• Data:

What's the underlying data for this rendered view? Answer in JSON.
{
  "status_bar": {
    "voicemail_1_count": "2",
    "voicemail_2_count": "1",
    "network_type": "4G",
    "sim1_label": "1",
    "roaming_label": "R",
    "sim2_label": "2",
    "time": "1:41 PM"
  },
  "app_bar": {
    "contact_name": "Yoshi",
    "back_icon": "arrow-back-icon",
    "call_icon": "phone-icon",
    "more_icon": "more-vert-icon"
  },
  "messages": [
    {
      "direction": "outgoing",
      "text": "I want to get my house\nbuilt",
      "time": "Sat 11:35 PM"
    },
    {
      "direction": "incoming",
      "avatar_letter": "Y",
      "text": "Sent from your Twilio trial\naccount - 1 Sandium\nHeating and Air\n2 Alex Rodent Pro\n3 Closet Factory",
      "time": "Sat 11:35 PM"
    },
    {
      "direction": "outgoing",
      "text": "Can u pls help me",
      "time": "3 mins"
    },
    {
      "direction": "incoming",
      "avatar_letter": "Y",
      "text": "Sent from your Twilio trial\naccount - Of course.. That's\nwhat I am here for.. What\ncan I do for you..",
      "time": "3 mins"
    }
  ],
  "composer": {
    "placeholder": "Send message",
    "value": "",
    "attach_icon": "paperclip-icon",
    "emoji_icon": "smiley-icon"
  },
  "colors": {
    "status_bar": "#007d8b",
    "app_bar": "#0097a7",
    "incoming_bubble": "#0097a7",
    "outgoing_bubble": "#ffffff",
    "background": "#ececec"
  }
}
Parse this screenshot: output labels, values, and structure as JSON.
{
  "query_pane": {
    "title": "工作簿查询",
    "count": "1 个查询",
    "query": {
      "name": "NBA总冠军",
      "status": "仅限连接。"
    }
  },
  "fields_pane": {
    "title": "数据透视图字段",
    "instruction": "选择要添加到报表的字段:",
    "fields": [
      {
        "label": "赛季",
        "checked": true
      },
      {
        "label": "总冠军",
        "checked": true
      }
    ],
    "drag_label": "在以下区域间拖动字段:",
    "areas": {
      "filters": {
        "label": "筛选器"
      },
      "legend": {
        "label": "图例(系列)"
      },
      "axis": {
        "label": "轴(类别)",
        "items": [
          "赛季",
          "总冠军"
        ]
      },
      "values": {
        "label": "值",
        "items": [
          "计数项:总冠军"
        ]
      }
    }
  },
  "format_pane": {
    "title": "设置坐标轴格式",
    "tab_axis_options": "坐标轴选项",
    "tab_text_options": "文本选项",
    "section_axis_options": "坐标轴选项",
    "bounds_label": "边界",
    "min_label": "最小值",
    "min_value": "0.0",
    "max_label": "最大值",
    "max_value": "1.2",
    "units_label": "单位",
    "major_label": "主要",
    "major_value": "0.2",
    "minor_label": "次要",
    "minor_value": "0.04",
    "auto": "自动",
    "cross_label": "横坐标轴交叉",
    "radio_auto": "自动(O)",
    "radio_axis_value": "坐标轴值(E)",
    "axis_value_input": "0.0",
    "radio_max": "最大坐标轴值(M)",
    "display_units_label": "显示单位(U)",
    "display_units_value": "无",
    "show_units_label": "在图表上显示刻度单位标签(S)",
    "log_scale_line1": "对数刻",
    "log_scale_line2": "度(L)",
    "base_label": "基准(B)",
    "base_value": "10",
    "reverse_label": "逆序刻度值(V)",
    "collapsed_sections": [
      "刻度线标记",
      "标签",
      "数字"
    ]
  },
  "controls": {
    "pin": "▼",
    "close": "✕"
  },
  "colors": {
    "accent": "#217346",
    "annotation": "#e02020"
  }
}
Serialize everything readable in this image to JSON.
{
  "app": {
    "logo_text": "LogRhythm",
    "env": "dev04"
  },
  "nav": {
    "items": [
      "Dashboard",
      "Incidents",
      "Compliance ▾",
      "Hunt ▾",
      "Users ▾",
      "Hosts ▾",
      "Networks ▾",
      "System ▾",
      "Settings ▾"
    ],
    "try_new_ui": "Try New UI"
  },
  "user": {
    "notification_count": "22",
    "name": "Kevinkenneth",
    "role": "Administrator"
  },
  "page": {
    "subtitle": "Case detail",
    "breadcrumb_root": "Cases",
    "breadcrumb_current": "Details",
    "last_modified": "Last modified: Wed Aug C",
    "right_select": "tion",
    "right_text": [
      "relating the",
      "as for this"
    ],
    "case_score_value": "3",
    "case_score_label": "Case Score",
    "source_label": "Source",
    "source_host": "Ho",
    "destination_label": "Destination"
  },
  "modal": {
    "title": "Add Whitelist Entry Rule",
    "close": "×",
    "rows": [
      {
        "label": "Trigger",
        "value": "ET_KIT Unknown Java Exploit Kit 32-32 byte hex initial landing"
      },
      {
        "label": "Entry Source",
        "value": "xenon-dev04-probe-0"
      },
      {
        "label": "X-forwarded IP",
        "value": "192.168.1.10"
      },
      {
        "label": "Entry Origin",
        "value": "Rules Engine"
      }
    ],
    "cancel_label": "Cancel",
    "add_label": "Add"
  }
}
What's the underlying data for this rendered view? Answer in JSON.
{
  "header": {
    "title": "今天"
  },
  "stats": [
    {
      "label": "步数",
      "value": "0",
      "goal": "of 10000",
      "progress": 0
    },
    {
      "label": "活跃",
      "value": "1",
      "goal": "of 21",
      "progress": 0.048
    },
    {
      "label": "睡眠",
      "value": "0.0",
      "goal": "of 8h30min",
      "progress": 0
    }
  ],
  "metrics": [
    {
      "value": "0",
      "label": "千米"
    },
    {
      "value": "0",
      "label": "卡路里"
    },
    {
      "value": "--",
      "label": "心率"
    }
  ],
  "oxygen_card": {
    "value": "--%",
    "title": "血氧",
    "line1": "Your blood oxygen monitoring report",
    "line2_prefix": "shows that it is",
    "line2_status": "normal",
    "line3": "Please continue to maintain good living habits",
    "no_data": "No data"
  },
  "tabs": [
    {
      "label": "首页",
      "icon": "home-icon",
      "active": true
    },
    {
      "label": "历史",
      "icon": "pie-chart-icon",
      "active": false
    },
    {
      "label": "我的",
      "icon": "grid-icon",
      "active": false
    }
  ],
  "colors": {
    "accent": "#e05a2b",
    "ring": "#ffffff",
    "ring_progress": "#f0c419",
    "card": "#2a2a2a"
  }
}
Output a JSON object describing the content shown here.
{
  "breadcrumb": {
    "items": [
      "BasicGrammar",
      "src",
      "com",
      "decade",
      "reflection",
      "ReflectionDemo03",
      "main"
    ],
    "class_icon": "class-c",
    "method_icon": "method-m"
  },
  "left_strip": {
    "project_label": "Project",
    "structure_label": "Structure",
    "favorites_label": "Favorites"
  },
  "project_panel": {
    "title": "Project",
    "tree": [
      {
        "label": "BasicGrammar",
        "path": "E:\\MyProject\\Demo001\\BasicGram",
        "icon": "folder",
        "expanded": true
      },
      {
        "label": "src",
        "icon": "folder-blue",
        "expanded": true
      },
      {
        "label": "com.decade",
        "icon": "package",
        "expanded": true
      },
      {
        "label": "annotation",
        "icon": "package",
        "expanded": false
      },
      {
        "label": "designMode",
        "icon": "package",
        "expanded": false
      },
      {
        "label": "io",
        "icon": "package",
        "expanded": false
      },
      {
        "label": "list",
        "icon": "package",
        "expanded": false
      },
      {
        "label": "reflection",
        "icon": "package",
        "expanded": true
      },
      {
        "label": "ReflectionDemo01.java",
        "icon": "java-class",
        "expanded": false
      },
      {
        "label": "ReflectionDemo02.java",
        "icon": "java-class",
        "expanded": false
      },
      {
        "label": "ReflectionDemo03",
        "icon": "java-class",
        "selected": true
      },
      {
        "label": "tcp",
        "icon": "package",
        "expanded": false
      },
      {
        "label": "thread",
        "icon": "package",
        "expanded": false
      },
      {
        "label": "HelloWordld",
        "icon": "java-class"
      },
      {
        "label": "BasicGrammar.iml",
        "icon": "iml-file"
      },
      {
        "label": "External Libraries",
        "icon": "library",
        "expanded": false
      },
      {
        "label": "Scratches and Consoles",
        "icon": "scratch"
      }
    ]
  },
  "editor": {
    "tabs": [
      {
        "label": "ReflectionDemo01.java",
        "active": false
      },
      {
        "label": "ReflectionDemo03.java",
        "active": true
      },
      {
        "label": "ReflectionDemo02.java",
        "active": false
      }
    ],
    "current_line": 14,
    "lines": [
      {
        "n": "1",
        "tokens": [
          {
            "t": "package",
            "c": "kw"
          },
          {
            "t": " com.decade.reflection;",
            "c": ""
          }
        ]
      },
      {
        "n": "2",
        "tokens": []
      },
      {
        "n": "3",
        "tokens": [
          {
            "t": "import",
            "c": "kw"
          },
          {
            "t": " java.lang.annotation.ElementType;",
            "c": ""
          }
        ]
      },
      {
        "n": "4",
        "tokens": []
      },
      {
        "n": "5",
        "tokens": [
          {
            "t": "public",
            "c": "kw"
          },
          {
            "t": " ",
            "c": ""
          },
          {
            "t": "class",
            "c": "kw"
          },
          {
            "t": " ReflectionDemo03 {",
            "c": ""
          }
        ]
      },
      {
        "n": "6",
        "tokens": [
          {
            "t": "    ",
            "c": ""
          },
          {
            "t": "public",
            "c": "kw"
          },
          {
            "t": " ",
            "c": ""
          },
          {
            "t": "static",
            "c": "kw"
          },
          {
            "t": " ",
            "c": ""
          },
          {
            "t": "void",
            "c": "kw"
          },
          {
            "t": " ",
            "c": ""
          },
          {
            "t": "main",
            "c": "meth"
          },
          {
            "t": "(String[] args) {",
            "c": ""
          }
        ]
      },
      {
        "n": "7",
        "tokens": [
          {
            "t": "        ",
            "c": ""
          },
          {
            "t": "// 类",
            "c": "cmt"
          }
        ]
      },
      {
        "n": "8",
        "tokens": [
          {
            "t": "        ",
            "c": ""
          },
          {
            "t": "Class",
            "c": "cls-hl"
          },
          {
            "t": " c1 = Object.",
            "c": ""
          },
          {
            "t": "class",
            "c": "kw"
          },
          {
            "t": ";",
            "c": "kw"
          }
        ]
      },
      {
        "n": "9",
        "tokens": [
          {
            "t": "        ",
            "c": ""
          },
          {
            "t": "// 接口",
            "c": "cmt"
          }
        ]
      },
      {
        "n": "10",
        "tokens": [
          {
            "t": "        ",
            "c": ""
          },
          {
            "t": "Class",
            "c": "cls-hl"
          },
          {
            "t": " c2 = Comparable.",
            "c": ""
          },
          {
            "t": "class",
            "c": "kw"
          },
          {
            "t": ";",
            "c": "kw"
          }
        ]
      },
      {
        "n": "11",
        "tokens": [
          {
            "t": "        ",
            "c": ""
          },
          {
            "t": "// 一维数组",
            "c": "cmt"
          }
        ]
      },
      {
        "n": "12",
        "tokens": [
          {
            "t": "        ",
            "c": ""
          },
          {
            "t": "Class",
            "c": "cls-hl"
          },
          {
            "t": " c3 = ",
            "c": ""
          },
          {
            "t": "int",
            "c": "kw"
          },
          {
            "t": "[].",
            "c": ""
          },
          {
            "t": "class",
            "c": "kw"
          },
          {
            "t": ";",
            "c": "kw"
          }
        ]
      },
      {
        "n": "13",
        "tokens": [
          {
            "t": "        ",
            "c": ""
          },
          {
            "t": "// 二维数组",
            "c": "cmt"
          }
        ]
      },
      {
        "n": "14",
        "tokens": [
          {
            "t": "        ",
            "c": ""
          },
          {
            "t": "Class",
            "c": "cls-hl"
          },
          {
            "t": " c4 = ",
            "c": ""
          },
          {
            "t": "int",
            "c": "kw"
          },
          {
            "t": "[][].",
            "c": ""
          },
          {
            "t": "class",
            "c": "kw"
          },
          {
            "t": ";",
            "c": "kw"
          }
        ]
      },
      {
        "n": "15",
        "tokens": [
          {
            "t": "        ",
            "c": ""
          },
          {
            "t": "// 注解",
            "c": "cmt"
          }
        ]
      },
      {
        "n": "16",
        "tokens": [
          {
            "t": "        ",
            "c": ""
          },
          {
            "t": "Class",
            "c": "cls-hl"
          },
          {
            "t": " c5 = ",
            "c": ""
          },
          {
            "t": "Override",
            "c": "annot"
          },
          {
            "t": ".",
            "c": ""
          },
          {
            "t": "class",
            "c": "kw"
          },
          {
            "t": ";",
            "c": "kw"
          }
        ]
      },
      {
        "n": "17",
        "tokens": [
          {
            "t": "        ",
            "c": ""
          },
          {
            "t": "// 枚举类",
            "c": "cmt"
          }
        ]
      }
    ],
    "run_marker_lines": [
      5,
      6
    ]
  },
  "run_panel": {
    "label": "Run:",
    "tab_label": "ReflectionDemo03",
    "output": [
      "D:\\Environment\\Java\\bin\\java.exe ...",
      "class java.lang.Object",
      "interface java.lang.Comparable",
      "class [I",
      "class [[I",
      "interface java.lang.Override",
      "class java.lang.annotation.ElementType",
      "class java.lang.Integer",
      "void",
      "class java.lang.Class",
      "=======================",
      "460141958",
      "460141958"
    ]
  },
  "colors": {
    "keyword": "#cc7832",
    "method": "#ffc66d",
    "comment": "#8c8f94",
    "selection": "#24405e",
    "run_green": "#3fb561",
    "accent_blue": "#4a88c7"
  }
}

• The problem: Search the lines for "this". Copy each line that has it.

• Solution:
What's the underlying data for this rendered view? Answer in JSON.
Parse this screenshot: output labels, values, and structure as JSON.
Serialize everything readable in this image to JSON.
      "as for this"
What's the underlying data for this rendered view? Answer in JSON.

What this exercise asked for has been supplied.